* Given request: All of the listing below must be repeated word for word. Pictures are the only thing to omit.
---- Supplied records
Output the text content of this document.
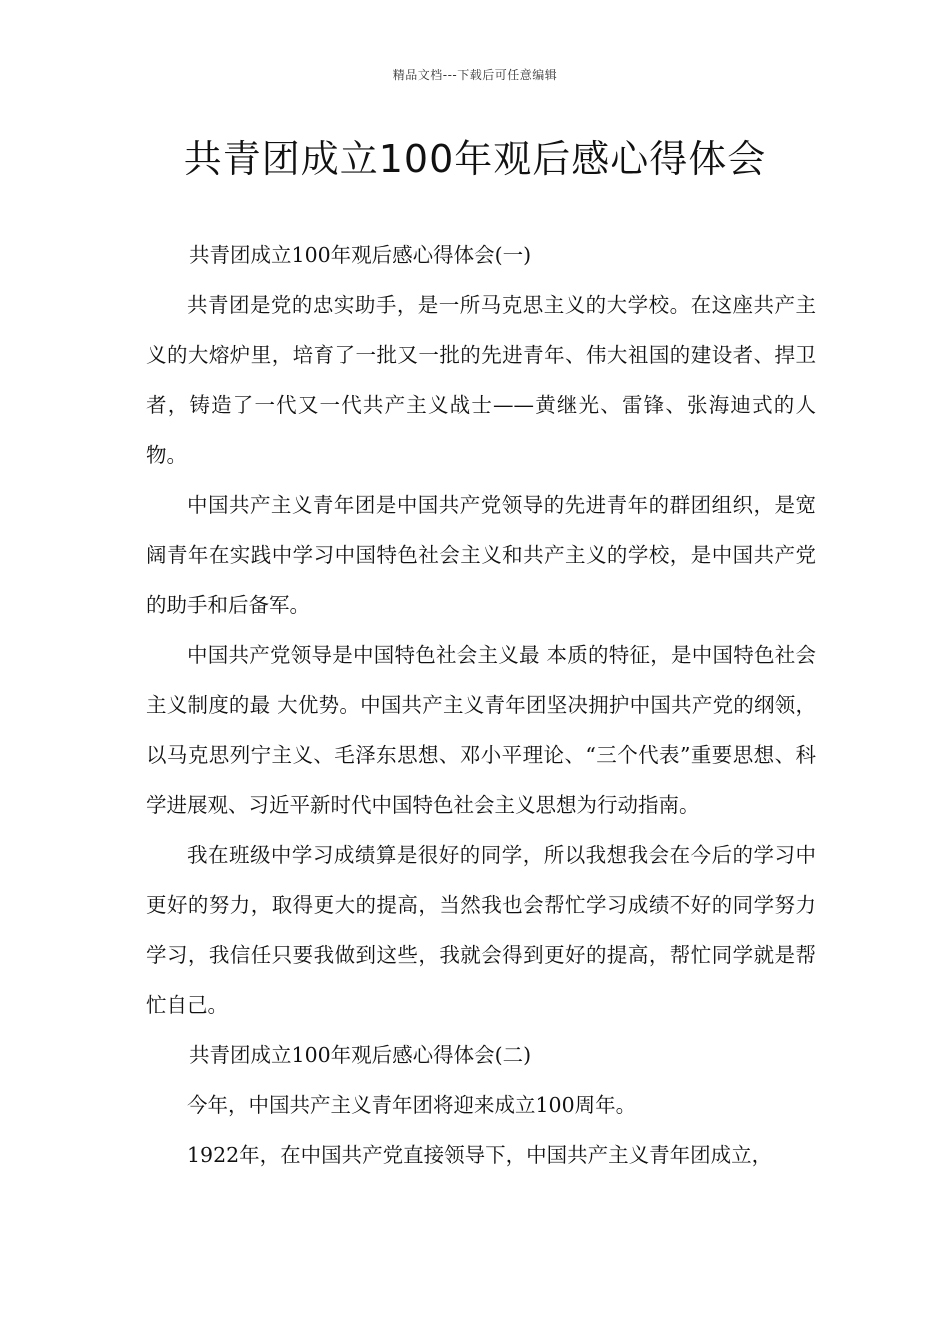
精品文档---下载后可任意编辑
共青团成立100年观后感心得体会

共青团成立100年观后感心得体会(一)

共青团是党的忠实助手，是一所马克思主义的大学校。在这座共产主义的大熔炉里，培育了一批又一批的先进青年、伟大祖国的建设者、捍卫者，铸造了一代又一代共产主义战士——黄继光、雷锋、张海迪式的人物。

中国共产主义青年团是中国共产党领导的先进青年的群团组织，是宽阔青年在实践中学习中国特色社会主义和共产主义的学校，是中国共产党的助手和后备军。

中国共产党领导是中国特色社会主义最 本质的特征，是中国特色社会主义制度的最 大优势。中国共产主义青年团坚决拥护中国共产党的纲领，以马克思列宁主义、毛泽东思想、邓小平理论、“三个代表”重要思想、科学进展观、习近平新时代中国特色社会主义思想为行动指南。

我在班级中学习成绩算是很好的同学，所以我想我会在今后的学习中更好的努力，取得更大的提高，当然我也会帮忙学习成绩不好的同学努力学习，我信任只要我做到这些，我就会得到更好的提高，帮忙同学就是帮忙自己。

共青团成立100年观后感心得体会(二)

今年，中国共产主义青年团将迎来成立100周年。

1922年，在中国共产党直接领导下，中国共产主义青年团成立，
--------
* Response below:
Output the text content of this document.
精品文档---下载后可任意编辑
共青团成立100年观后感心得体会

共青团成立100年观后感心得体会(一)

共青团是党的忠实助手，是一所马克思主义的大学校。在这座共产主义的大熔炉里，培育了一批又一批的先进青年、伟大祖国的建设者、捍卫者，铸造了一代又一代共产主义战士——黄继光、雷锋、张海迪式的人物。

中国共产主义青年团是中国共产党领导的先进青年的群团组织，是宽阔青年在实践中学习中国特色社会主义和共产主义的学校，是中国共产党的助手和后备军。

中国共产党领导是中国特色社会主义最 本质的特征，是中国特色社会主义制度的最 大优势。中国共产主义青年团坚决拥护中国共产党的纲领，以马克思列宁主义、毛泽东思想、邓小平理论、“三个代表”重要思想、科学进展观、习近平新时代中国特色社会主义思想为行动指南。

我在班级中学习成绩算是很好的同学，所以我想我会在今后的学习中更好的努力，取得更大的提高，当然我也会帮忙学习成绩不好的同学努力学习，我信任只要我做到这些，我就会得到更好的提高，帮忙同学就是帮忙自己。

共青团成立100年观后感心得体会(二)

今年，中国共产主义青年团将迎来成立100周年。

1922年，在中国共产党直接领导下，中国共产主义青年团成立，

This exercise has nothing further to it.